In the listing below, find the line containing "Parse this screenshot: output". Write out that line and every line after it to the end, exactly and only those.

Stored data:
◇ ◇ ◇ ◇

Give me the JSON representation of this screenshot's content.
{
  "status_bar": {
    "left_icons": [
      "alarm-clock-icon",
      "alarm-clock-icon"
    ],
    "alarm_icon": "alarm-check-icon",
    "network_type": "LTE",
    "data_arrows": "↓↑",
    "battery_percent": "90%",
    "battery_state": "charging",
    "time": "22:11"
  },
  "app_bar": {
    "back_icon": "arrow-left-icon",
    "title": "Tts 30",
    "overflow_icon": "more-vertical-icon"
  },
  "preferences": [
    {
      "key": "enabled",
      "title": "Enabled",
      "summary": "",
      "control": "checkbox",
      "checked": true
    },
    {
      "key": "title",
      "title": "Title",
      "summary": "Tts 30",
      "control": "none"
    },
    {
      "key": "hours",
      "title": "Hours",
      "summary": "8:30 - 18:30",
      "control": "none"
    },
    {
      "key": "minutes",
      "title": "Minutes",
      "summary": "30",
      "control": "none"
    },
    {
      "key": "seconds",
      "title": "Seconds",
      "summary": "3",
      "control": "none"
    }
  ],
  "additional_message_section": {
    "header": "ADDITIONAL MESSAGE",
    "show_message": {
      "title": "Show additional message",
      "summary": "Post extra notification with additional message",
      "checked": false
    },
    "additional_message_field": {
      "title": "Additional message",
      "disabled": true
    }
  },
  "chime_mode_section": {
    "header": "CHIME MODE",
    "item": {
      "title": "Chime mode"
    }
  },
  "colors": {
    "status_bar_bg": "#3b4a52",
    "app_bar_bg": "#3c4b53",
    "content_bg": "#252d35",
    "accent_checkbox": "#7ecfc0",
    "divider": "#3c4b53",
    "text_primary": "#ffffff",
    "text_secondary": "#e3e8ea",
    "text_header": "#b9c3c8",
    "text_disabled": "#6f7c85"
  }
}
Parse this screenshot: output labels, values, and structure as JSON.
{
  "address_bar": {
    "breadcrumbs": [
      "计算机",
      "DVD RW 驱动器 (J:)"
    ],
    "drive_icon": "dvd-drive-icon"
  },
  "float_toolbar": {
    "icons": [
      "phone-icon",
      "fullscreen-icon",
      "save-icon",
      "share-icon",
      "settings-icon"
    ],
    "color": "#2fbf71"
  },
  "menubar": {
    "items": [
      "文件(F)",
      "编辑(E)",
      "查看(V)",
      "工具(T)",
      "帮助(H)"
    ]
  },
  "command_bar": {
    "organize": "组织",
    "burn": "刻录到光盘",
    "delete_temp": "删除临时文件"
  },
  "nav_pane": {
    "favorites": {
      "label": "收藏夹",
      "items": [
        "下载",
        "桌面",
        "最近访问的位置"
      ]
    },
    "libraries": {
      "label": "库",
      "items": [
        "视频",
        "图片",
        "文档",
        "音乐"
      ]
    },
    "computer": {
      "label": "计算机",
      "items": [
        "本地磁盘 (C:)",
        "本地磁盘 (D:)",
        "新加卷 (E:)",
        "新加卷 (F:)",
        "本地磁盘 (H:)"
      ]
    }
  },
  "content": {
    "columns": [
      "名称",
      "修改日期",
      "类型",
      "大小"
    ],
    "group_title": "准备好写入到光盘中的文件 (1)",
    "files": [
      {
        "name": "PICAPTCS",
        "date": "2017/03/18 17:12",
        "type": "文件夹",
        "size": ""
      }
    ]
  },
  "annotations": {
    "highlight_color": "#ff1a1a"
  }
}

◇ ◇ ◇ ◇

RESULT:
Parse this screenshot: output labels, values, and structure as JSON.
{
  "address_bar": {
    "breadcrumbs": [
      "计算机",
      "DVD RW 驱动器 (J:)"
    ],
    "drive_icon": "dvd-drive-icon"
  },
  "float_toolbar": {
    "icons": [
      "phone-icon",
      "fullscreen-icon",
      "save-icon",
      "share-icon",
      "settings-icon"
    ],
    "color": "#2fbf71"
  },
  "menubar": {
    "items": [
      "文件(F)",
      "编辑(E)",
      "查看(V)",
      "工具(T)",
      "帮助(H)"
    ]
  },
  "command_bar": {
    "organize": "组织",
    "burn": "刻录到光盘",
    "delete_temp": "删除临时文件"
  },
  "nav_pane": {
    "favorites": {
      "label": "收藏夹",
      "items": [
        "下载",
        "桌面",
        "最近访问的位置"
      ]
    },
    "libraries": {
      "label": "库",
      "items": [
        "视频",
        "图片",
        "文档",
        "音乐"
      ]
    },
    "computer": {
      "label": "计算机",
      "items": [
        "本地磁盘 (C:)",
        "本地磁盘 (D:)",
        "新加卷 (E:)",
        "新加卷 (F:)",
        "本地磁盘 (H:)"
      ]
    }
  },
  "content": {
    "columns": [
      "名称",
      "修改日期",
      "类型",
      "大小"
    ],
    "group_title": "准备好写入到光盘中的文件 (1)",
    "files": [
      {
        "name": "PICAPTCS",
        "date": "2017/03/18 17:12",
        "type": "文件夹",
        "size": ""
      }
    ]
  },
  "annotations": {
    "highlight_color": "#ff1a1a"
  }
}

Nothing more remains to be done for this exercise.